◆ **Prompt**
Do not carry the pictures over; copy every other part of the entries exactly.

◆ **Information given**
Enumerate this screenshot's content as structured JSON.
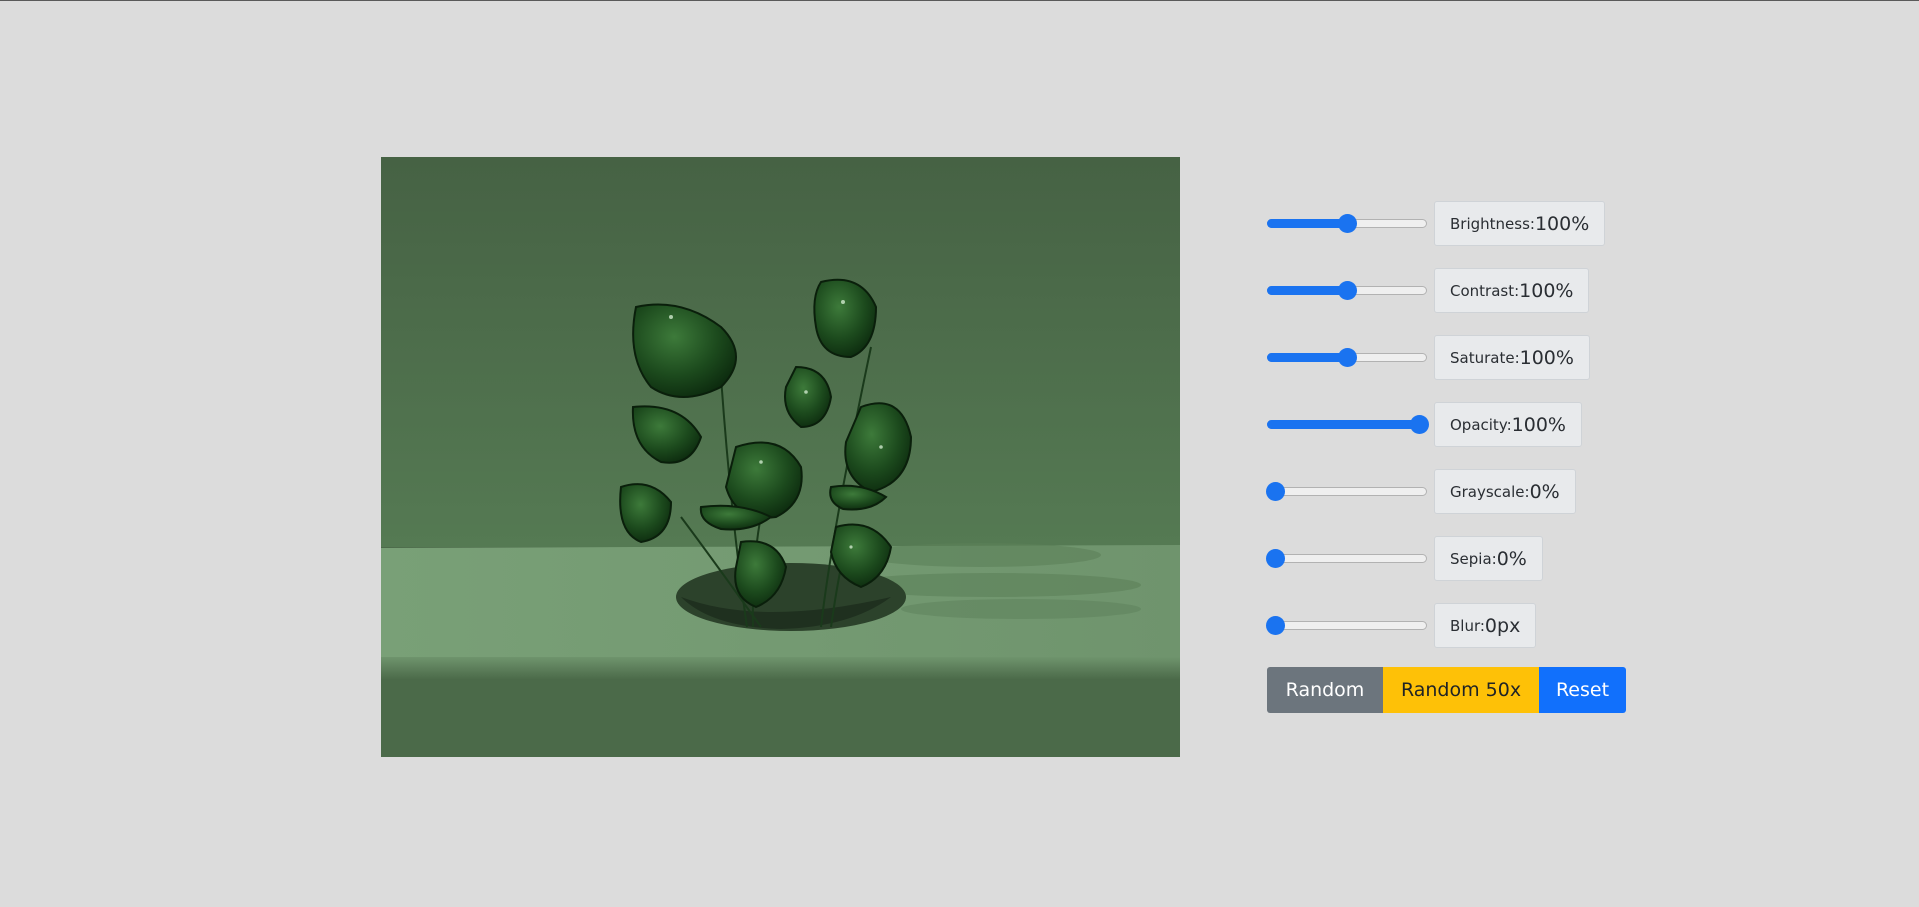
{
  "preview": {
    "image": "glass-plant-on-green-surface"
  },
  "sliders": [
    {
      "key": "brightness",
      "label": "Brightness:",
      "value": "100%",
      "position": 0.5
    },
    {
      "key": "contrast",
      "label": "Contrast:",
      "value": "100%",
      "position": 0.5
    },
    {
      "key": "saturate",
      "label": "Saturate:",
      "value": "100%",
      "position": 0.5
    },
    {
      "key": "opacity",
      "label": "Opacity:",
      "value": "100%",
      "position": 0.95
    },
    {
      "key": "grayscale",
      "label": "Grayscale:",
      "value": "0%",
      "position": 0.05
    },
    {
      "key": "sepia",
      "label": "Sepia:",
      "value": "0%",
      "position": 0.05
    },
    {
      "key": "blur",
      "label": "Blur:",
      "value": "0px",
      "position": 0.05
    }
  ],
  "buttons": {
    "random": "Random",
    "random50": "Random 50x",
    "reset": "Reset"
  },
  "colors": {
    "accent": "#1a73f0",
    "secondary": "#6c757d",
    "warning": "#fec107",
    "primary": "#1170fc",
    "page_background": "#dcdcdc"
  }
}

◆ **Exercise solution**
Enumerate this screenshot's content as structured JSON.
{
  "preview": {
    "image": "glass-plant-on-green-surface"
  },
  "sliders": [
    {
      "key": "brightness",
      "label": "Brightness:",
      "value": "100%",
      "position": 0.5
    },
    {
      "key": "contrast",
      "label": "Contrast:",
      "value": "100%",
      "position": 0.5
    },
    {
      "key": "saturate",
      "label": "Saturate:",
      "value": "100%",
      "position": 0.5
    },
    {
      "key": "opacity",
      "label": "Opacity:",
      "value": "100%",
      "position": 0.95
    },
    {
      "key": "grayscale",
      "label": "Grayscale:",
      "value": "0%",
      "position": 0.05
    },
    {
      "key": "sepia",
      "label": "Sepia:",
      "value": "0%",
      "position": 0.05
    },
    {
      "key": "blur",
      "label": "Blur:",
      "value": "0px",
      "position": 0.05
    }
  ],
  "buttons": {
    "random": "Random",
    "random50": "Random 50x",
    "reset": "Reset"
  },
  "colors": {
    "accent": "#1a73f0",
    "secondary": "#6c757d",
    "warning": "#fec107",
    "primary": "#1170fc",
    "page_background": "#dcdcdc"
  }
}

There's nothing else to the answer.